+++ Extracted information +++

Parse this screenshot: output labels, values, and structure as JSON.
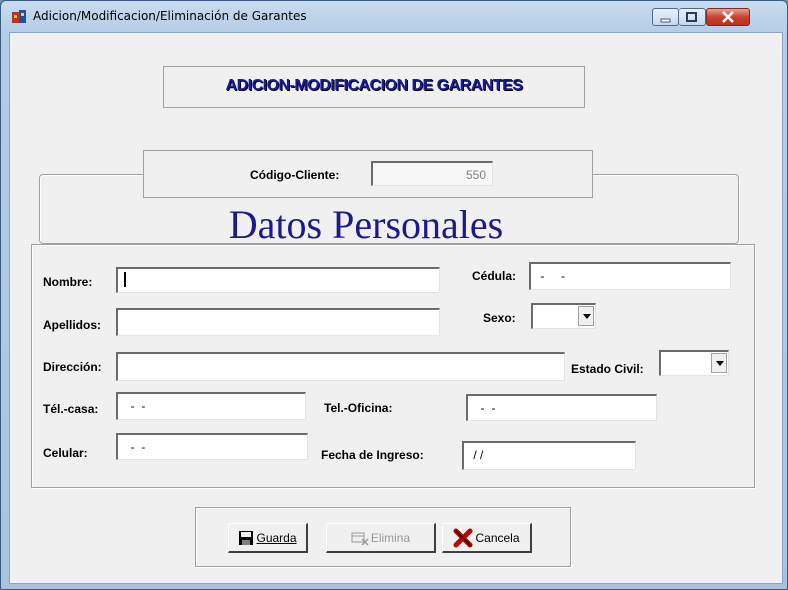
{
  "window": {
    "title": "Adicion/Modificacion/Eliminación de Garantes"
  },
  "banner": {
    "heading": "ADICION-MODIFICACION DE GARANTES"
  },
  "client": {
    "label": "Código-Cliente:",
    "value": "550"
  },
  "section_title": "Datos Personales",
  "fields": {
    "nombre": {
      "label": "Nombre:",
      "value": ""
    },
    "apellidos": {
      "label": "Apellidos:",
      "value": ""
    },
    "cedula": {
      "label": "Cédula:",
      "value": " -     -"
    },
    "sexo": {
      "label": "Sexo:",
      "value": ""
    },
    "direccion": {
      "label": "Dirección:",
      "value": ""
    },
    "estado_civil": {
      "label": "Estado Civil:",
      "value": ""
    },
    "tel_casa": {
      "label": "Tél.-casa:",
      "value": "  -  -"
    },
    "tel_oficina": {
      "label": "Tel.-Oficina:",
      "value": "  -  -"
    },
    "celular": {
      "label": "Celular:",
      "value": "  -  -"
    },
    "fecha_ingreso": {
      "label": "Fecha de Ingreso:",
      "value": " / /"
    }
  },
  "buttons": {
    "guarda": {
      "label": "Guarda",
      "icon": "floppy-disk-icon"
    },
    "elimina": {
      "label": "Elimina",
      "icon": "delete-record-icon"
    },
    "cancela": {
      "label": "Cancela",
      "icon": "red-x-icon"
    }
  },
  "colors": {
    "title_blue": "#1c1a8a",
    "banner_blue": "#1a1aa0",
    "close_red": "#c8432f"
  }
}
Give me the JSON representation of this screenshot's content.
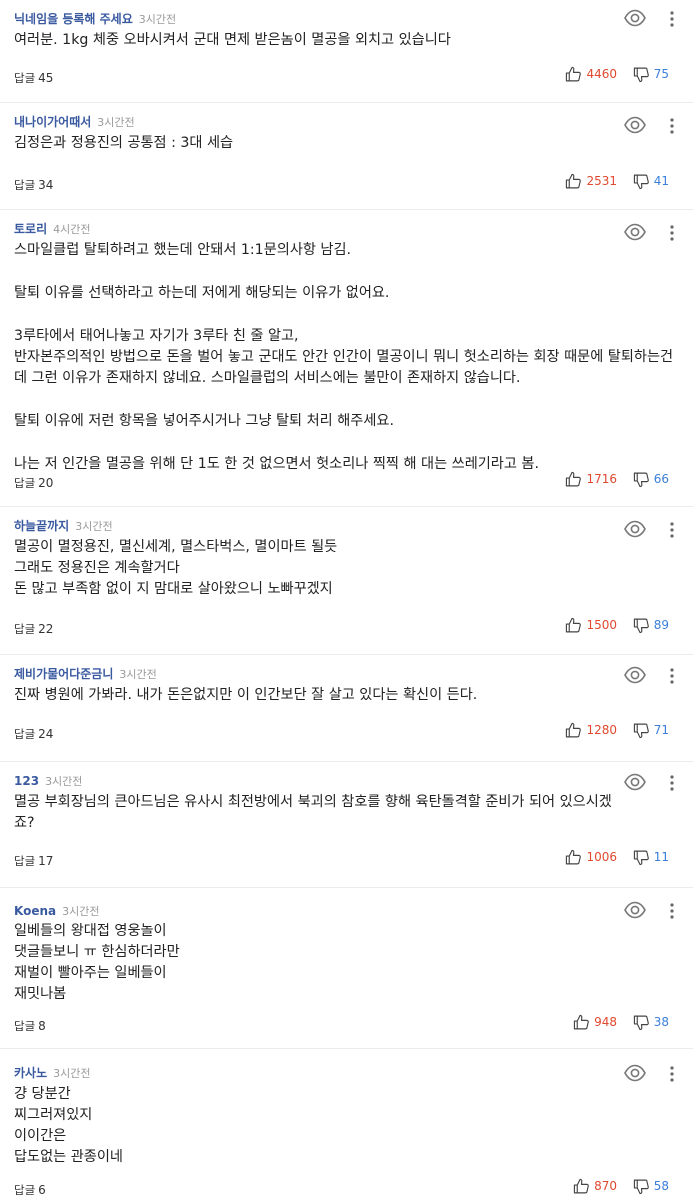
{
  "comments": [
    {
      "nickname": "닉네임을 등록해 주세요",
      "time": "3시간전",
      "body": "여러분. 1kg 체중 오바시켜서 군대 면제 받은놈이 멸공을 외치고 있습니다",
      "reply_label": "답글",
      "reply_count": "45",
      "likes": "4460",
      "dislikes": "75"
    },
    {
      "nickname": "내나이가어때서",
      "time": "3시간전",
      "body": "김정은과 정용진의 공통점 : 3대 세습",
      "reply_label": "답글",
      "reply_count": "34",
      "likes": "2531",
      "dislikes": "41"
    },
    {
      "nickname": "토로리",
      "time": "4시간전",
      "body": "스마일클럽 탈퇴하려고 했는데 안돼서 1:1문의사항 남김.\n\n탈퇴 이유를 선택하라고 하는데 저에게 해당되는 이유가 없어요.\n\n3루타에서 태어나놓고 자기가 3루타 친 줄 알고,\n반자본주의적인 방법으로 돈을 벌어 놓고 군대도 안간 인간이 멸공이니 뭐니 헛소리하는 회장 때문에 탈퇴하는건데 그런 이유가 존재하지 않네요. 스마일클럽의 서비스에는 불만이 존재하지 않습니다.\n\n탈퇴 이유에 저런 항목을 넣어주시거나 그냥 탈퇴 처리 해주세요.\n\n나는 저 인간을 멸공을 위해 단 1도 한 것 없으면서 헛소리나 찍찍 해 대는 쓰레기라고 봄.",
      "reply_label": "답글",
      "reply_count": "20",
      "likes": "1716",
      "dislikes": "66"
    },
    {
      "nickname": "하늘끝까지",
      "time": "3시간전",
      "body": "멸공이 멸정용진, 멸신세계,  멸스타벅스,  멸이마트 될듯\n그래도 정용진은 계속할거다\n돈 많고 부족함 없이 지 맘대로 살아왔으니 노빠꾸겠지",
      "reply_label": "답글",
      "reply_count": "22",
      "likes": "1500",
      "dislikes": "89"
    },
    {
      "nickname": "제비가물어다준금니",
      "time": "3시간전",
      "body": "진짜 병원에 가봐라. 내가 돈은없지만 이 인간보단 잘 살고 있다는 확신이 든다.",
      "reply_label": "답글",
      "reply_count": "24",
      "likes": "1280",
      "dislikes": "71"
    },
    {
      "nickname": "123",
      "time": "3시간전",
      "body": "멸공 부회장님의 큰아드님은 유사시 최전방에서 북괴의 참호를 향해 육탄돌격할 준비가 되어 있으시겠죠?",
      "reply_label": "답글",
      "reply_count": "17",
      "likes": "1006",
      "dislikes": "11"
    },
    {
      "nickname": "Koena",
      "time": "3시간전",
      "body": "일베들의 왕대접 영웅놀이\n댓글들보니 ㅠ 한심하더라만\n재벌이 빨아주는 일베들이\n재밋나봄",
      "reply_label": "답글",
      "reply_count": "8",
      "likes": "948",
      "dislikes": "38"
    },
    {
      "nickname": "카사노",
      "time": "3시간전",
      "body": "걍 당분간\n찌그러져있지\n이이간은\n 답도없는 관종이네",
      "reply_label": "답글",
      "reply_count": "6",
      "likes": "870",
      "dislikes": "58"
    }
  ],
  "icons": {
    "view": "eye-icon",
    "more": "more-vertical-icon",
    "like": "thumbs-up-icon",
    "dislike": "thumbs-down-icon"
  },
  "colors": {
    "nickname": "#3a5aa0",
    "time": "#9a9a9a",
    "likes": "#e0492f",
    "dislikes": "#3b7fd9",
    "divider": "#ececec"
  }
}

+++

Written problem
Pictures stay out; repeat all the rest of the records exactly.

Answer below
Parse this screenshot: output labels, values, and structure as JSON.
{
  "window": {
    "title": "Adicion/Modificacion/Eliminación de Garantes"
  },
  "banner": {
    "heading": "ADICION-MODIFICACION DE GARANTES"
  },
  "client": {
    "label": "Código-Cliente:",
    "value": "550"
  },
  "section_title": "Datos Personales",
  "fields": {
    "nombre": {
      "label": "Nombre:",
      "value": ""
    },
    "apellidos": {
      "label": "Apellidos:",
      "value": ""
    },
    "cedula": {
      "label": "Cédula:",
      "value": " -     -"
    },
    "sexo": {
      "label": "Sexo:",
      "value": ""
    },
    "direccion": {
      "label": "Dirección:",
      "value": ""
    },
    "estado_civil": {
      "label": "Estado Civil:",
      "value": ""
    },
    "tel_casa": {
      "label": "Tél.-casa:",
      "value": "  -  -"
    },
    "tel_oficina": {
      "label": "Tel.-Oficina:",
      "value": "  -  -"
    },
    "celular": {
      "label": "Celular:",
      "value": "  -  -"
    },
    "fecha_ingreso": {
      "label": "Fecha de Ingreso:",
      "value": " / /"
    }
  },
  "buttons": {
    "guarda": {
      "label": "Guarda",
      "icon": "floppy-disk-icon"
    },
    "elimina": {
      "label": "Elimina",
      "icon": "delete-record-icon"
    },
    "cancela": {
      "label": "Cancela",
      "icon": "red-x-icon"
    }
  },
  "colors": {
    "title_blue": "#1c1a8a",
    "banner_blue": "#1a1aa0",
    "close_red": "#c8432f"
  }
}
Give me the JSON representation of this screenshot's content.
{
  "comments": [
    {
      "nickname": "닉네임을 등록해 주세요",
      "time": "3시간전",
      "body": "여러분. 1kg 체중 오바시켜서 군대 면제 받은놈이 멸공을 외치고 있습니다",
      "reply_label": "답글",
      "reply_count": "45",
      "likes": "4460",
      "dislikes": "75"
    },
    {
      "nickname": "내나이가어때서",
      "time": "3시간전",
      "body": "김정은과 정용진의 공통점 : 3대 세습",
      "reply_label": "답글",
      "reply_count": "34",
      "likes": "2531",
      "dislikes": "41"
    },
    {
      "nickname": "토로리",
      "time": "4시간전",
      "body": "스마일클럽 탈퇴하려고 했는데 안돼서 1:1문의사항 남김.\n\n탈퇴 이유를 선택하라고 하는데 저에게 해당되는 이유가 없어요.\n\n3루타에서 태어나놓고 자기가 3루타 친 줄 알고,\n반자본주의적인 방법으로 돈을 벌어 놓고 군대도 안간 인간이 멸공이니 뭐니 헛소리하는 회장 때문에 탈퇴하는건데 그런 이유가 존재하지 않네요. 스마일클럽의 서비스에는 불만이 존재하지 않습니다.\n\n탈퇴 이유에 저런 항목을 넣어주시거나 그냥 탈퇴 처리 해주세요.\n\n나는 저 인간을 멸공을 위해 단 1도 한 것 없으면서 헛소리나 찍찍 해 대는 쓰레기라고 봄.",
      "reply_label": "답글",
      "reply_count": "20",
      "likes": "1716",
      "dislikes": "66"
    },
    {
      "nickname": "하늘끝까지",
      "time": "3시간전",
      "body": "멸공이 멸정용진, 멸신세계,  멸스타벅스,  멸이마트 될듯\n그래도 정용진은 계속할거다\n돈 많고 부족함 없이 지 맘대로 살아왔으니 노빠꾸겠지",
      "reply_label": "답글",
      "reply_count": "22",
      "likes": "1500",
      "dislikes": "89"
    },
    {
      "nickname": "제비가물어다준금니",
      "time": "3시간전",
      "body": "진짜 병원에 가봐라. 내가 돈은없지만 이 인간보단 잘 살고 있다는 확신이 든다.",
      "reply_label": "답글",
      "reply_count": "24",
      "likes": "1280",
      "dislikes": "71"
    },
    {
      "nickname": "123",
      "time": "3시간전",
      "body": "멸공 부회장님의 큰아드님은 유사시 최전방에서 북괴의 참호를 향해 육탄돌격할 준비가 되어 있으시겠죠?",
      "reply_label": "답글",
      "reply_count": "17",
      "likes": "1006",
      "dislikes": "11"
    },
    {
      "nickname": "Koena",
      "time": "3시간전",
      "body": "일베들의 왕대접 영웅놀이\n댓글들보니 ㅠ 한심하더라만\n재벌이 빨아주는 일베들이\n재밋나봄",
      "reply_label": "답글",
      "reply_count": "8",
      "likes": "948",
      "dislikes": "38"
    },
    {
      "nickname": "카사노",
      "time": "3시간전",
      "body": "걍 당분간\n찌그러져있지\n이이간은\n 답도없는 관종이네",
      "reply_label": "답글",
      "reply_count": "6",
      "likes": "870",
      "dislikes": "58"
    }
  ],
  "icons": {
    "view": "eye-icon",
    "more": "more-vertical-icon",
    "like": "thumbs-up-icon",
    "dislike": "thumbs-down-icon"
  },
  "colors": {
    "nickname": "#3a5aa0",
    "time": "#9a9a9a",
    "likes": "#e0492f",
    "dislikes": "#3b7fd9",
    "divider": "#ececec"
  }
}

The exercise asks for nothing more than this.